Figure dataset records
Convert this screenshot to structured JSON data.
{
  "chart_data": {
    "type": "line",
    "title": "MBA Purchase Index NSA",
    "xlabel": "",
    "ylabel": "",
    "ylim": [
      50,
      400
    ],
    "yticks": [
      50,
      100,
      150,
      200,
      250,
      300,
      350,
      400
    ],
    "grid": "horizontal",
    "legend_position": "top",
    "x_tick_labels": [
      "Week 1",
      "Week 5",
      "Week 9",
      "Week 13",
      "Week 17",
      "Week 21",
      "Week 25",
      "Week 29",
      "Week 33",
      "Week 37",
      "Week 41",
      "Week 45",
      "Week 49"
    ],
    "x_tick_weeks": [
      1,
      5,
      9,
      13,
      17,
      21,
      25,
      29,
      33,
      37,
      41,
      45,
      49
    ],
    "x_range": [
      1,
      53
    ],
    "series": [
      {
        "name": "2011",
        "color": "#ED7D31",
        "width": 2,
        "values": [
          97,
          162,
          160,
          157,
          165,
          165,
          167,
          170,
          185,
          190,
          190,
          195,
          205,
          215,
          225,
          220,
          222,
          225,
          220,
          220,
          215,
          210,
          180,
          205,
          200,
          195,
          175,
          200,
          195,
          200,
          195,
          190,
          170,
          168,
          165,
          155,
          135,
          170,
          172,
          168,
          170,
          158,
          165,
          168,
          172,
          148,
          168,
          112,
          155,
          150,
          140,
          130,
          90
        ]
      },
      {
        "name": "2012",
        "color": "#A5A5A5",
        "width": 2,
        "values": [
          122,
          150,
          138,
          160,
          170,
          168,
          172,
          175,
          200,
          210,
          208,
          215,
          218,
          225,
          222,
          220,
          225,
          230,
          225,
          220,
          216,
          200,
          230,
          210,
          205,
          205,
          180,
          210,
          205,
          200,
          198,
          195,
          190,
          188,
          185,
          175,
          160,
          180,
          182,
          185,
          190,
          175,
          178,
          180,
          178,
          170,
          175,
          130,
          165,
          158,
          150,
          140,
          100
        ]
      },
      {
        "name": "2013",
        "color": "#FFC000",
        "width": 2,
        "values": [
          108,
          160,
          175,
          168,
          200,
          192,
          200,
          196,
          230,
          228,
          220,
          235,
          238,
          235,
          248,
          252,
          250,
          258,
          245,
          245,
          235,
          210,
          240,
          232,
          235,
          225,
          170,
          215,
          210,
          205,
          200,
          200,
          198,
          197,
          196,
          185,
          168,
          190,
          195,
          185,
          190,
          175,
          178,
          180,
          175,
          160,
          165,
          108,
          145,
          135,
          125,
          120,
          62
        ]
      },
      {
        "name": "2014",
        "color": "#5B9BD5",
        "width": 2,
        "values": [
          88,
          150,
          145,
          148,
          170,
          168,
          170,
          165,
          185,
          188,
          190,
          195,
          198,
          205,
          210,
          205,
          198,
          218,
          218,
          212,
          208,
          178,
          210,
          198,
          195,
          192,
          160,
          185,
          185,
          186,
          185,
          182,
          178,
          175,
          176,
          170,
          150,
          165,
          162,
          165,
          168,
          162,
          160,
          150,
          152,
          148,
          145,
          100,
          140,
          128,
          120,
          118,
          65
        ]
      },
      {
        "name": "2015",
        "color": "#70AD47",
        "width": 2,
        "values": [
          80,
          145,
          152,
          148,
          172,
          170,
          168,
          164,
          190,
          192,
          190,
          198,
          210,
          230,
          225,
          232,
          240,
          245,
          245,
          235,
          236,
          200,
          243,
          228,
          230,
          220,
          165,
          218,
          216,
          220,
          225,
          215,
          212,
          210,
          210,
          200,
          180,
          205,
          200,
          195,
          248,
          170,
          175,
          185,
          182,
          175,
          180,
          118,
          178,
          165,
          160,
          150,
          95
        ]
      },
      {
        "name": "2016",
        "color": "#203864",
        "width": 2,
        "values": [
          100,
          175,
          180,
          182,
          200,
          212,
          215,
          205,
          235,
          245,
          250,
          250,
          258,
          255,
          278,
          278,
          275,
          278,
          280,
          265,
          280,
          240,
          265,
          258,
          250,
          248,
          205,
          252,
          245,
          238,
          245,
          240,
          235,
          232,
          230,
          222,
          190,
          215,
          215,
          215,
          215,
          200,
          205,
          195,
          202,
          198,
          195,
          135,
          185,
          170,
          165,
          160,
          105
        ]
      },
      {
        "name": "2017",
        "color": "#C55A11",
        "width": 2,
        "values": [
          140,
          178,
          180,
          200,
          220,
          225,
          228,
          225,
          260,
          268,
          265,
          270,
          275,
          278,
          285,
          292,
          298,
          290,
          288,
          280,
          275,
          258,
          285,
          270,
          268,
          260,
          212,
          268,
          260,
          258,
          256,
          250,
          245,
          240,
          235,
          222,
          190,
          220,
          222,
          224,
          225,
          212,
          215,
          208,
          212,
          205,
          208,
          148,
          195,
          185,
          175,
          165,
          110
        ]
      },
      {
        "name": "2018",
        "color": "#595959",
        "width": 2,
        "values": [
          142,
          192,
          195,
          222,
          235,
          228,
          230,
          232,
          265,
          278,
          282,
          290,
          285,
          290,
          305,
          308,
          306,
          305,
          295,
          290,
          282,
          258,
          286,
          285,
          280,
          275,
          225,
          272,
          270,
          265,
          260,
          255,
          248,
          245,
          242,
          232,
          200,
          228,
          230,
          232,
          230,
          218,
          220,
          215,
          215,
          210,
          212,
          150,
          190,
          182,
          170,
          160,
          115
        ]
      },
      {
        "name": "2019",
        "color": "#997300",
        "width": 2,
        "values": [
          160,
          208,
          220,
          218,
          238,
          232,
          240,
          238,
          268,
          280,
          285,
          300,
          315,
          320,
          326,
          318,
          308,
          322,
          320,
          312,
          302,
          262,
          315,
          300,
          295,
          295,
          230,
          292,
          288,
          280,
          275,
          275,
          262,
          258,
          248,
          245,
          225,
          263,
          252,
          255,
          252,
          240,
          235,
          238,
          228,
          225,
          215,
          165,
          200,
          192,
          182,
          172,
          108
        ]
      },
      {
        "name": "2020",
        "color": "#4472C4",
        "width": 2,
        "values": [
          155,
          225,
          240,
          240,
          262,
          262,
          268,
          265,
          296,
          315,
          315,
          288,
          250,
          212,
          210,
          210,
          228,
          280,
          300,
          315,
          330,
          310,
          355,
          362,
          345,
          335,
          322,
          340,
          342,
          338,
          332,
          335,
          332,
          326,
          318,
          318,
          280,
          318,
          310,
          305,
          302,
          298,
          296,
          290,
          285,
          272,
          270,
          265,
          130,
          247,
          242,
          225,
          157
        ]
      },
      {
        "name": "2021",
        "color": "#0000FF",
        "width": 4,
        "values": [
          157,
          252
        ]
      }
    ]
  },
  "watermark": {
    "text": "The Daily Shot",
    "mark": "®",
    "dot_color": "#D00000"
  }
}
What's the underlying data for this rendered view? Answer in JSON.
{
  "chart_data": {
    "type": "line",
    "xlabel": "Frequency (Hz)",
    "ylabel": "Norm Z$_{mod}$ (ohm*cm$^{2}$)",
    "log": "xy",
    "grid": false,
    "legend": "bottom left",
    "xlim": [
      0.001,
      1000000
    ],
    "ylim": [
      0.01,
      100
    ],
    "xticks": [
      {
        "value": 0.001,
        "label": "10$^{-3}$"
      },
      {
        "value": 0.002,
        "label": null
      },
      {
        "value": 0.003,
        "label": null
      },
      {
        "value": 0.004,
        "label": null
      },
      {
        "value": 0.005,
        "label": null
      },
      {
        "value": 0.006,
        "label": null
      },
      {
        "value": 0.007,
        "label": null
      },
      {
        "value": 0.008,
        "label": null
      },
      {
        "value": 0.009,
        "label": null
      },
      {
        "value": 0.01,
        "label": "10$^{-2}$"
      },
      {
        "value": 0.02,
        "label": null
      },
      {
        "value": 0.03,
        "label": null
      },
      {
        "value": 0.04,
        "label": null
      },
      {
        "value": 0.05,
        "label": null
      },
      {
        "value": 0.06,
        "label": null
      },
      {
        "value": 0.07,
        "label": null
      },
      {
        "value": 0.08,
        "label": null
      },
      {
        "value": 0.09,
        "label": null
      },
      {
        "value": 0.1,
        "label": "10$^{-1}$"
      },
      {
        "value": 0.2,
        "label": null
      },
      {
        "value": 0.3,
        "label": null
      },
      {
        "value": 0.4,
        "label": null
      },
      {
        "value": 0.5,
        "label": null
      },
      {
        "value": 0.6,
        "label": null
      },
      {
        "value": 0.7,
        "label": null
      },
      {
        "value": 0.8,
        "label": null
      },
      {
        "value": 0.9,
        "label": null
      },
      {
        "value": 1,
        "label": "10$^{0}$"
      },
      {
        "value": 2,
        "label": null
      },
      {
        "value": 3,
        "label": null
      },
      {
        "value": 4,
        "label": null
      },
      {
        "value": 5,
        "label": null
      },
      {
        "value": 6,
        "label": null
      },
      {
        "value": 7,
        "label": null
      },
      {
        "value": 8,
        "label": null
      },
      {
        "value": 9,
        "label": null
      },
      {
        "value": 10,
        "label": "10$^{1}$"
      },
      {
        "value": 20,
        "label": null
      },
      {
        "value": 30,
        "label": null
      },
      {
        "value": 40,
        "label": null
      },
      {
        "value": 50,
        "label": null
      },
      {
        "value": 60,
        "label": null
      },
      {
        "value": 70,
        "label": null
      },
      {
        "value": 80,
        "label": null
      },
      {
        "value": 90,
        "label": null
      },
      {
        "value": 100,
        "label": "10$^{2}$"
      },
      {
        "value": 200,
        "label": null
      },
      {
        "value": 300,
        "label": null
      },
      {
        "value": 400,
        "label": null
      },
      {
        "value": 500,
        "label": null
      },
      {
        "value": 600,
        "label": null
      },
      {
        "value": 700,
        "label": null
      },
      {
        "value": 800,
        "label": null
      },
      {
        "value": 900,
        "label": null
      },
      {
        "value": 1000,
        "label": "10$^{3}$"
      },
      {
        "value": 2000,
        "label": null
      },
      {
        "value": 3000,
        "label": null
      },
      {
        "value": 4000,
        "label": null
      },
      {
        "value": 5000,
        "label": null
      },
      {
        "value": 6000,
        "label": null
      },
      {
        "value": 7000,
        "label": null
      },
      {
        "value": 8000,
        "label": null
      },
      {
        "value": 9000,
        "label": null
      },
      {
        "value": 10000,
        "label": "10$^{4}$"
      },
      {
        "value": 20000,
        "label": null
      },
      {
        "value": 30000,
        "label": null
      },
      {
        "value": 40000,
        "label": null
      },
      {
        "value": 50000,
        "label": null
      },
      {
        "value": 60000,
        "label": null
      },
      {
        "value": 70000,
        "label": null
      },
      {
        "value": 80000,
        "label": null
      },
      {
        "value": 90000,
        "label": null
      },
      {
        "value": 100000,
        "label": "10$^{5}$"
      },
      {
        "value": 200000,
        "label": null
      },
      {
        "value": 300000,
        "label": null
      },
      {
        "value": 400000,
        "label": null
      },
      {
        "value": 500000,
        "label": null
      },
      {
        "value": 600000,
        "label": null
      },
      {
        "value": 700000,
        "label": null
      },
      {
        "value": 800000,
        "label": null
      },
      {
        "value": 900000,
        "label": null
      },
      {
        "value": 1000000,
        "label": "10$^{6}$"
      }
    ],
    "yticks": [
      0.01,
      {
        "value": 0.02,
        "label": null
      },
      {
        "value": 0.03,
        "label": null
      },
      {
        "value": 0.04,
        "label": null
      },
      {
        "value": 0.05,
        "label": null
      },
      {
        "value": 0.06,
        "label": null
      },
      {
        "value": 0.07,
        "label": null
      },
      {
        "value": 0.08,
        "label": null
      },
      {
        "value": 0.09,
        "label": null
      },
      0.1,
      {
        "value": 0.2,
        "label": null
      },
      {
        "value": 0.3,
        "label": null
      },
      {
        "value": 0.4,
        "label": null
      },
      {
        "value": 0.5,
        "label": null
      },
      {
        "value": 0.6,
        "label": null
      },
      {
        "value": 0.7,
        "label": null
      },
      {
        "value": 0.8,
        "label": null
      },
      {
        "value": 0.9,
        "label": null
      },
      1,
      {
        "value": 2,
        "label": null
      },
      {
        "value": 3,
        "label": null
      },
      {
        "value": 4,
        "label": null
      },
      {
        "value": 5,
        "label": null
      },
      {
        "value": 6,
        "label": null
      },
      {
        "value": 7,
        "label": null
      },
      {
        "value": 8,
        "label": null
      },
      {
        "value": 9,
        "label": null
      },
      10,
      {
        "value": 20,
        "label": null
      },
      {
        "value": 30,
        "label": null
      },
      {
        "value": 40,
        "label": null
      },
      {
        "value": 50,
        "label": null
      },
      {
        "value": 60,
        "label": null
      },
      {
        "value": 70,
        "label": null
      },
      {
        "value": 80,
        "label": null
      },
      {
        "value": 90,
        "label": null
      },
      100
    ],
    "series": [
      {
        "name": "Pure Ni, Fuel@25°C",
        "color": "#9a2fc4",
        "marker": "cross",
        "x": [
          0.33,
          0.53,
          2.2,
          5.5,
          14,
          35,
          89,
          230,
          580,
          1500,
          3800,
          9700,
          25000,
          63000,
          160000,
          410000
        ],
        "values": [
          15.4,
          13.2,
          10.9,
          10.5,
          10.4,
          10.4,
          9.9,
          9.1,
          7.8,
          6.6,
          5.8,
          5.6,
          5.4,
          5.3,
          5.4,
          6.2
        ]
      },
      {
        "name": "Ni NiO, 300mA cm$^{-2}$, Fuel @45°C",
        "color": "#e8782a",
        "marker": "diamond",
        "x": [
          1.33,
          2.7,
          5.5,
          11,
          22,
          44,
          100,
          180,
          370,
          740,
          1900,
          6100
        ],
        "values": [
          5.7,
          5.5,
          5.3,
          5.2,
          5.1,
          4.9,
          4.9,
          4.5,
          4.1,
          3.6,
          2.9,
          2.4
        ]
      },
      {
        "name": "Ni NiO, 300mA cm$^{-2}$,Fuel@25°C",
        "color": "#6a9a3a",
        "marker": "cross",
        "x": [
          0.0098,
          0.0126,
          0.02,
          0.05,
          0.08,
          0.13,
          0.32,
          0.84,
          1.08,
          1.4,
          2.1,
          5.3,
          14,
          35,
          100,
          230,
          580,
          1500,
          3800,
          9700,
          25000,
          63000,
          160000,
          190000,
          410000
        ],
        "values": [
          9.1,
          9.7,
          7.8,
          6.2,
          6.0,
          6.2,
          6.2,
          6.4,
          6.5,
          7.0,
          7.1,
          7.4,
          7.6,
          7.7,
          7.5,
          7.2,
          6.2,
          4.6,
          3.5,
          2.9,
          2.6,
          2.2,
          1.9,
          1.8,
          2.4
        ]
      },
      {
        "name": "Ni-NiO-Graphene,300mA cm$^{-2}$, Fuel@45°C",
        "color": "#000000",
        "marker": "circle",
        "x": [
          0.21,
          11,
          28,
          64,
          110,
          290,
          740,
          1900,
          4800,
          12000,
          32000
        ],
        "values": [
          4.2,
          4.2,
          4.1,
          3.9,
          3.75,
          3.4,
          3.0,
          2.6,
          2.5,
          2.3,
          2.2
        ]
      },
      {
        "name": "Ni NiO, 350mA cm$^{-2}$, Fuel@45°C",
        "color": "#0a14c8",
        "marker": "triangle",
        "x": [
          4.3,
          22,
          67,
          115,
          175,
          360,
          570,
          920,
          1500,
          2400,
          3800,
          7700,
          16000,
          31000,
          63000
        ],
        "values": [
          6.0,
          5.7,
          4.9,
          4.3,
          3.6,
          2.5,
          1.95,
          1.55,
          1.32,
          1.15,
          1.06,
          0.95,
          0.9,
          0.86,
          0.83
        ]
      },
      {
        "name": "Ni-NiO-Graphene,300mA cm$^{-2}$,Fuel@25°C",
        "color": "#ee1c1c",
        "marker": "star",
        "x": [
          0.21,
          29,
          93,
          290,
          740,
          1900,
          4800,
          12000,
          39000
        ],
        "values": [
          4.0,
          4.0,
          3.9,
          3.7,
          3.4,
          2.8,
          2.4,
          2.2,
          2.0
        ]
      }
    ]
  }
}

*Your task*
From the material above, gather all lines that include the string "JSON" and copy them.

*Finished answer*
Convert this screenshot to structured JSON data.
What's the underlying data for this rendered view? Answer in JSON.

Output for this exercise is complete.